[Data entries for graphics]

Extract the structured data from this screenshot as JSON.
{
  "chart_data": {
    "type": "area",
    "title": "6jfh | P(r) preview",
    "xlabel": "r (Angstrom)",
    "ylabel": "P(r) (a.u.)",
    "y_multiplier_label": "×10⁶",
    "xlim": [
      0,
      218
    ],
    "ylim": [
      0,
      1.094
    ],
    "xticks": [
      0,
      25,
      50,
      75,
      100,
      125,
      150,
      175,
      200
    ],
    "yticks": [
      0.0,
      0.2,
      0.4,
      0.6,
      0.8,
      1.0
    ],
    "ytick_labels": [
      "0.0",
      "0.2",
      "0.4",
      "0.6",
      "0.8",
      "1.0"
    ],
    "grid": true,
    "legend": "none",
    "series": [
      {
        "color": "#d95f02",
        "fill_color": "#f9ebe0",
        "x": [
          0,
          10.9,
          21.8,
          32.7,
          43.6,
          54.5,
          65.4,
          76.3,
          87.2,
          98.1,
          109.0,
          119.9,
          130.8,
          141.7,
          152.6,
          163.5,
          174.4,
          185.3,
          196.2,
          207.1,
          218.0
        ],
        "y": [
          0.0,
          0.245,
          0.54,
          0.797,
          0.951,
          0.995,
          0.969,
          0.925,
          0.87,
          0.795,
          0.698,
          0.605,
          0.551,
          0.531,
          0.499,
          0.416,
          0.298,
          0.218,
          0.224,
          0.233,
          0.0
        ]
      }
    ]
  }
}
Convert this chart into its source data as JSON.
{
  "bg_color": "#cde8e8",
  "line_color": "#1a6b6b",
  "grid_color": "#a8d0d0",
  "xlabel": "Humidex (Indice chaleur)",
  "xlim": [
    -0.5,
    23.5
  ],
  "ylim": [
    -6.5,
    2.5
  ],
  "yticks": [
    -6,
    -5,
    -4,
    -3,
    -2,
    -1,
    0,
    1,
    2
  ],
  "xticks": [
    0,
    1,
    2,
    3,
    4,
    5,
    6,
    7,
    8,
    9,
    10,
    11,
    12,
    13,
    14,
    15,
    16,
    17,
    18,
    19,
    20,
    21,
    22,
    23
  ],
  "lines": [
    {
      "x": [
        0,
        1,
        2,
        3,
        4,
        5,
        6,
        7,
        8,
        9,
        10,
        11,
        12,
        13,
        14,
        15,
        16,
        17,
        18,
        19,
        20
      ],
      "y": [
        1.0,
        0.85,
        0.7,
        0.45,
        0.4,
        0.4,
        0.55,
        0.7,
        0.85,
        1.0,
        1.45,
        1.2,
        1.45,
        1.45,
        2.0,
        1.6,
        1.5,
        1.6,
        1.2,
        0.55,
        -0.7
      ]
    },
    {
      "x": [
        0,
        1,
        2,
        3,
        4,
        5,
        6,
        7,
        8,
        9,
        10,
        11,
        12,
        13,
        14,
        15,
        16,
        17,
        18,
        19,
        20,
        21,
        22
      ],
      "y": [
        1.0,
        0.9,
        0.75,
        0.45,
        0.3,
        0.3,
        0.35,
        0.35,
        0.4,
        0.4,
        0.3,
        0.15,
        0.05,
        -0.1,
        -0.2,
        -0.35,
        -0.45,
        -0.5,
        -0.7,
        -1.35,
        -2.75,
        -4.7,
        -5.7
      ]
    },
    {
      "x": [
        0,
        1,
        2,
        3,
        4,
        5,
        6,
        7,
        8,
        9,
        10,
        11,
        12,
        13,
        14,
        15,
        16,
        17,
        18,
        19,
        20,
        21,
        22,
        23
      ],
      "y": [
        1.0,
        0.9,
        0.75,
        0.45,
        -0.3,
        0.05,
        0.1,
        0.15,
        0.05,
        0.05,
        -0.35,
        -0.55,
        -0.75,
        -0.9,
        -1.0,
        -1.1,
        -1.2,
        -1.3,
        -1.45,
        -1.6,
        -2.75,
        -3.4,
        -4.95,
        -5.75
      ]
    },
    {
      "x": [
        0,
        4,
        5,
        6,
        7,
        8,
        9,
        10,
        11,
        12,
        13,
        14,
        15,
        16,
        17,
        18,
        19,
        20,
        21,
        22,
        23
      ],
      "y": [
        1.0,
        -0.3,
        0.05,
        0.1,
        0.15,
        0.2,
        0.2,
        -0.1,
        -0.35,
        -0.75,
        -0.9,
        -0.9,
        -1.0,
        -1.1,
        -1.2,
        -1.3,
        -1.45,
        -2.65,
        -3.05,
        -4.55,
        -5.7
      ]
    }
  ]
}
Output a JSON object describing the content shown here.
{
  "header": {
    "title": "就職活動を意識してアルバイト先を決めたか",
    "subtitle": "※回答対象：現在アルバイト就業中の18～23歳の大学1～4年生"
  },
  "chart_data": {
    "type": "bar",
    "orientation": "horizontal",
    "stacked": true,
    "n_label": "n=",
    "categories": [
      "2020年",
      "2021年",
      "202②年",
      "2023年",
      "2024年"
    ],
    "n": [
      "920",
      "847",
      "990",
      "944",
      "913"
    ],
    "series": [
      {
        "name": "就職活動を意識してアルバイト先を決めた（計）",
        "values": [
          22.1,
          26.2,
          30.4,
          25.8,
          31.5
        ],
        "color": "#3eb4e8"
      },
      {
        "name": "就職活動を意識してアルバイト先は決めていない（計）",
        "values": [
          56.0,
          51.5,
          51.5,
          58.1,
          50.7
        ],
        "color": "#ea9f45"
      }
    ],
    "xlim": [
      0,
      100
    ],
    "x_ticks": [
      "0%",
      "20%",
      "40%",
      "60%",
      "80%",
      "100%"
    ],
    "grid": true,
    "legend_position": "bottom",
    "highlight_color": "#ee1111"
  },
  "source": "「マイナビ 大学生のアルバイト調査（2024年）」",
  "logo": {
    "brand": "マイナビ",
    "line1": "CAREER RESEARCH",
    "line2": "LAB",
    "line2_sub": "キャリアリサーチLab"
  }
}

* _Exercise_
Using the listing, copy every line where the word "source" shows up.

* _Written solution_
Convert this chart into its source data as JSON.
  "source": "「マイナビ 大学生のアルバイト調査（2024年）」",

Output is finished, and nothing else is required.